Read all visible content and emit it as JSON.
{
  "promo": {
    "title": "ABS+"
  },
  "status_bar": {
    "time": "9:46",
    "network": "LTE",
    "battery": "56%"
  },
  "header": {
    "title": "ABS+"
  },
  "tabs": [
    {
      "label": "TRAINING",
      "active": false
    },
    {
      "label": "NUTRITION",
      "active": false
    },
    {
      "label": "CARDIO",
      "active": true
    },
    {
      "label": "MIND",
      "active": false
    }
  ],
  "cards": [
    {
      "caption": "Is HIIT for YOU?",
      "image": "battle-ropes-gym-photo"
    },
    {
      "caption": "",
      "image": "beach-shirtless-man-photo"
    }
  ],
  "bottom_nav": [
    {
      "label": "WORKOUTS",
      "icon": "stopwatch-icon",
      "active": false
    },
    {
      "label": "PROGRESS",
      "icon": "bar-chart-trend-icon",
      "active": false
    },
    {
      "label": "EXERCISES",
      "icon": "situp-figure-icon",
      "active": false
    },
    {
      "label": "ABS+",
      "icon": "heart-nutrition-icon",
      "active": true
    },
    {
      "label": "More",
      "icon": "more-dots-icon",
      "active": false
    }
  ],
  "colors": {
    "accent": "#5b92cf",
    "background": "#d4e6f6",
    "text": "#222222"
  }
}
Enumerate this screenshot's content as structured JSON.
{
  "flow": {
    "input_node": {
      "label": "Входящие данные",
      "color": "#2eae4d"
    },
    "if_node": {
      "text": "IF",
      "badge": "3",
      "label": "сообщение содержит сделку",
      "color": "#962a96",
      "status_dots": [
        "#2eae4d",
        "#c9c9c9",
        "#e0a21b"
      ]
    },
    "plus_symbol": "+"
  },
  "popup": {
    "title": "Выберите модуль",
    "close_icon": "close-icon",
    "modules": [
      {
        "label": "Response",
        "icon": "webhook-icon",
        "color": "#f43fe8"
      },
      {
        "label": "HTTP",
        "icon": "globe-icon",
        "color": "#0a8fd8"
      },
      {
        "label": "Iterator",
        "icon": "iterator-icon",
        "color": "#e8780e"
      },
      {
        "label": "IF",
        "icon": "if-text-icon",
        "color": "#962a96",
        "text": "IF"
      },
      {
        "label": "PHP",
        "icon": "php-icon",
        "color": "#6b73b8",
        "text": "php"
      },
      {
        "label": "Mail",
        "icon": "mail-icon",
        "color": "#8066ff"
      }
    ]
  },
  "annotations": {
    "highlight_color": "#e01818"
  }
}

----------------------------------------

→ **WHAT TO PRODUCE**
Write out every line of the material again, exactly as it reads.

→ **ANSWER IN FULL**
Read all visible content and emit it as JSON.
{
  "promo": {
    "title": "ABS+"
  },
  "status_bar": {
    "time": "9:46",
    "network": "LTE",
    "battery": "56%"
  },
  "header": {
    "title": "ABS+"
  },
  "tabs": [
    {
      "label": "TRAINING",
      "active": false
    },
    {
      "label": "NUTRITION",
      "active": false
    },
    {
      "label": "CARDIO",
      "active": true
    },
    {
      "label": "MIND",
      "active": false
    }
  ],
  "cards": [
    {
      "caption": "Is HIIT for YOU?",
      "image": "battle-ropes-gym-photo"
    },
    {
      "caption": "",
      "image": "beach-shirtless-man-photo"
    }
  ],
  "bottom_nav": [
    {
      "label": "WORKOUTS",
      "icon": "stopwatch-icon",
      "active": false
    },
    {
      "label": "PROGRESS",
      "icon": "bar-chart-trend-icon",
      "active": false
    },
    {
      "label": "EXERCISES",
      "icon": "situp-figure-icon",
      "active": false
    },
    {
      "label": "ABS+",
      "icon": "heart-nutrition-icon",
      "active": true
    },
    {
      "label": "More",
      "icon": "more-dots-icon",
      "active": false
    }
  ],
  "colors": {
    "accent": "#5b92cf",
    "background": "#d4e6f6",
    "text": "#222222"
  }
}
Enumerate this screenshot's content as structured JSON.
{
  "flow": {
    "input_node": {
      "label": "Входящие данные",
      "color": "#2eae4d"
    },
    "if_node": {
      "text": "IF",
      "badge": "3",
      "label": "сообщение содержит сделку",
      "color": "#962a96",
      "status_dots": [
        "#2eae4d",
        "#c9c9c9",
        "#e0a21b"
      ]
    },
    "plus_symbol": "+"
  },
  "popup": {
    "title": "Выберите модуль",
    "close_icon": "close-icon",
    "modules": [
      {
        "label": "Response",
        "icon": "webhook-icon",
        "color": "#f43fe8"
      },
      {
        "label": "HTTP",
        "icon": "globe-icon",
        "color": "#0a8fd8"
      },
      {
        "label": "Iterator",
        "icon": "iterator-icon",
        "color": "#e8780e"
      },
      {
        "label": "IF",
        "icon": "if-text-icon",
        "color": "#962a96",
        "text": "IF"
      },
      {
        "label": "PHP",
        "icon": "php-icon",
        "color": "#6b73b8",
        "text": "php"
      },
      {
        "label": "Mail",
        "icon": "mail-icon",
        "color": "#8066ff"
      }
    ]
  },
  "annotations": {
    "highlight_color": "#e01818"
  }
}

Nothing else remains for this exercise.